_About this task_: Would you retype the part of the post about Anna Nicole Smith from "Then it just" to "conceived. Five possible fathers?", word for word?

++++ Document segment

Anna Nicole Smith was a pig. She was a pig when she dumped her husband, living in a trailer, and was stripping at a topless bar. She was a pig when she married 89 year old billionaire J. Howard Marshall because she “was in love” (wink, wink).
Then it just got better.
Her “old man” dies, she’s Playboy’s Playmate of the Year, she puts on about 100#, does a reality show where she is high on every episode, loses the weight, appears on the Grammys so high she is incoherent, and has a baby.
Then (catching my breath) her son dies from an overdose thanks in part to her mom’s addictions, she goes shopping for a yacht in Ft. Lauderdale leaving her baby in the Bahamas and overdoses herself (I know, toxicology reports are still coming but come on!), and now we have five guys coming forward as possible fathers????
I know, she died, have sympathy for her and her family. But how can you? She was a train wreck since day 1. Five possible fathers? There is only a window of 2-3 week max that this baby could have been conceived. Five possible fathers?

++++++++
++++ Dataset content

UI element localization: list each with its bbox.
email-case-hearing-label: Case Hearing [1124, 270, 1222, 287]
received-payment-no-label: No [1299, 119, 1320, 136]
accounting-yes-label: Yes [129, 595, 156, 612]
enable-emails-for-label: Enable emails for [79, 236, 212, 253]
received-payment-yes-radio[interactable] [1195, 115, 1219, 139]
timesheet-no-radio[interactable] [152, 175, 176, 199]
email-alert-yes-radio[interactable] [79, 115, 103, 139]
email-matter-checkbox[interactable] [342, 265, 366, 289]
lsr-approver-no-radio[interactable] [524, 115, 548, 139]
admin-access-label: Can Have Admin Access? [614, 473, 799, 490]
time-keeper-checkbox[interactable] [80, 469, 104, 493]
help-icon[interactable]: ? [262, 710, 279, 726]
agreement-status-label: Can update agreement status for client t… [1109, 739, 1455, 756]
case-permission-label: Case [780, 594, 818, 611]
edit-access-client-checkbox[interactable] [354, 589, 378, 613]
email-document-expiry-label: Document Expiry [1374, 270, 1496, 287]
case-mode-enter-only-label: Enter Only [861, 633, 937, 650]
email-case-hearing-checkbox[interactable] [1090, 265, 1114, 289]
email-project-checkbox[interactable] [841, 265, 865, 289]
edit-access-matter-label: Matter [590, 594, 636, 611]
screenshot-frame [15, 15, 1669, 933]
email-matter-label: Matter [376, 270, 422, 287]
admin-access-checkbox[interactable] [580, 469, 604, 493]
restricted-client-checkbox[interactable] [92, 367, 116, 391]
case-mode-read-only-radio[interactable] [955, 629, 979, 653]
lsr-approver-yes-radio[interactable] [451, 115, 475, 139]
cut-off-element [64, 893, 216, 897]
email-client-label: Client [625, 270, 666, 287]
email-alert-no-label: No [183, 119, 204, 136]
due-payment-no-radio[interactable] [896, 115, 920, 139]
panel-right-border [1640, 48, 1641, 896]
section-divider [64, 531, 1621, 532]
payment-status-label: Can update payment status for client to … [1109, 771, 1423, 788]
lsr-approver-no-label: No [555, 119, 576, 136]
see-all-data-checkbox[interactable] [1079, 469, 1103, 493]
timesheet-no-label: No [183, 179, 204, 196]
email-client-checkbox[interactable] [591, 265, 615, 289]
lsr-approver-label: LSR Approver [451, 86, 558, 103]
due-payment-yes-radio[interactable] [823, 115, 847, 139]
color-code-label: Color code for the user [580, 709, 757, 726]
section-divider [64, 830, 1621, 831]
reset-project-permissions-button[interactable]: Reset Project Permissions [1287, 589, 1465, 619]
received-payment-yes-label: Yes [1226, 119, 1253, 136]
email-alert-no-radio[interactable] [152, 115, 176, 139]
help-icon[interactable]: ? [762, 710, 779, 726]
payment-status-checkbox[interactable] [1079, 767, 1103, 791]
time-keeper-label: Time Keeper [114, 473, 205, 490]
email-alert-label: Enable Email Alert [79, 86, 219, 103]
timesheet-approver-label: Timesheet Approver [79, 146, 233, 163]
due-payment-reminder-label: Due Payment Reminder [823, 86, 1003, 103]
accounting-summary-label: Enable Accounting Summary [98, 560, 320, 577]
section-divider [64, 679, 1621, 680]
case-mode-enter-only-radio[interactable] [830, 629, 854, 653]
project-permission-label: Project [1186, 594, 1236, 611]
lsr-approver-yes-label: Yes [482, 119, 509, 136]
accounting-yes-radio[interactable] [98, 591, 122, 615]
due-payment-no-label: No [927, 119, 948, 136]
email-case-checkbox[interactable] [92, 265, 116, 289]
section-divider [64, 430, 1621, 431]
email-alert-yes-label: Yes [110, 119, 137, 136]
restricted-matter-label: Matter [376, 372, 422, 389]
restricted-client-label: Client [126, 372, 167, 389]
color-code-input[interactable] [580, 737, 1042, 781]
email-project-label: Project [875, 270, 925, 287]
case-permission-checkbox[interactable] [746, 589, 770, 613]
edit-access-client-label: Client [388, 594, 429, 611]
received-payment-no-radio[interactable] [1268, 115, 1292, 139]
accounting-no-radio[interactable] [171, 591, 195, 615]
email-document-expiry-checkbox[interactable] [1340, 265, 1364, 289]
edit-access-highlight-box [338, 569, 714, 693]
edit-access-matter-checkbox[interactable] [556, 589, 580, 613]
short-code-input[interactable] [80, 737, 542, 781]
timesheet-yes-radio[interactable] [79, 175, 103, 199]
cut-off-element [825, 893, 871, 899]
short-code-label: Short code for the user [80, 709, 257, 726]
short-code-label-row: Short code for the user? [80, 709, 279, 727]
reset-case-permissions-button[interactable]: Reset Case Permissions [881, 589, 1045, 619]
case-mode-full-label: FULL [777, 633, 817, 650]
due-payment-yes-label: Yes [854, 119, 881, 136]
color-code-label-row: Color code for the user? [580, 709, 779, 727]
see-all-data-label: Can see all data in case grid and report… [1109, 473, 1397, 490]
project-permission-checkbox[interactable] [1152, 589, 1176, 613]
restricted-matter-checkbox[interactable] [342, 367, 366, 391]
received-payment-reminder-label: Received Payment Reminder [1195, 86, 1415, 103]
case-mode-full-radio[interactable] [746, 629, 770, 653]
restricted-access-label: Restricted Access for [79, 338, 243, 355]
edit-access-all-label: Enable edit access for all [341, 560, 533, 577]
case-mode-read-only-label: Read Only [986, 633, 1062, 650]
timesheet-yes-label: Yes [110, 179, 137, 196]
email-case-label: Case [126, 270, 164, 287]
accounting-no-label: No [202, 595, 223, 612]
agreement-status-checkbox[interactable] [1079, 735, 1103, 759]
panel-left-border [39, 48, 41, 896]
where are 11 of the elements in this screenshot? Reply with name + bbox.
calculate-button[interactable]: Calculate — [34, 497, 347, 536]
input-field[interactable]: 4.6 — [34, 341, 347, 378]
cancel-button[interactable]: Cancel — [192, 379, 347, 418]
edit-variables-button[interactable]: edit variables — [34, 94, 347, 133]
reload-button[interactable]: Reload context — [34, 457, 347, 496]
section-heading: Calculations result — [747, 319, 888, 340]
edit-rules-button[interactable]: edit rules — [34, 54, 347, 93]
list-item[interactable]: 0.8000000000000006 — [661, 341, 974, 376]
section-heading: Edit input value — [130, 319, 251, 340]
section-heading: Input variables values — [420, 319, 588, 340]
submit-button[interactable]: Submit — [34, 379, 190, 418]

++++++++

_Task output_:
Then it just got better.
Her “old man” dies, she’s Playboy’s Playmate of the Year, she puts on about 100#, does a reality show where she is high on every episode, loses the weight, appears on the Grammys so high she is incoherent, and has a baby.
Then (catching my breath) her son dies from an overdose thanks in part to her mom’s addictions, she goes shopping for a yacht in Ft. Lauderdale leaving her baby in the Bahamas and overdoses herself (I know, toxicology reports are still coming but come on!), and now we have five guys coming forward as possible fathers????
I know, she died, have sympathy for her and her family. But how can you? She was a train wreck since day 1. Five possible fathers? There is only a window of 2-3 week max that this baby could have been conceived. Five possible fathers?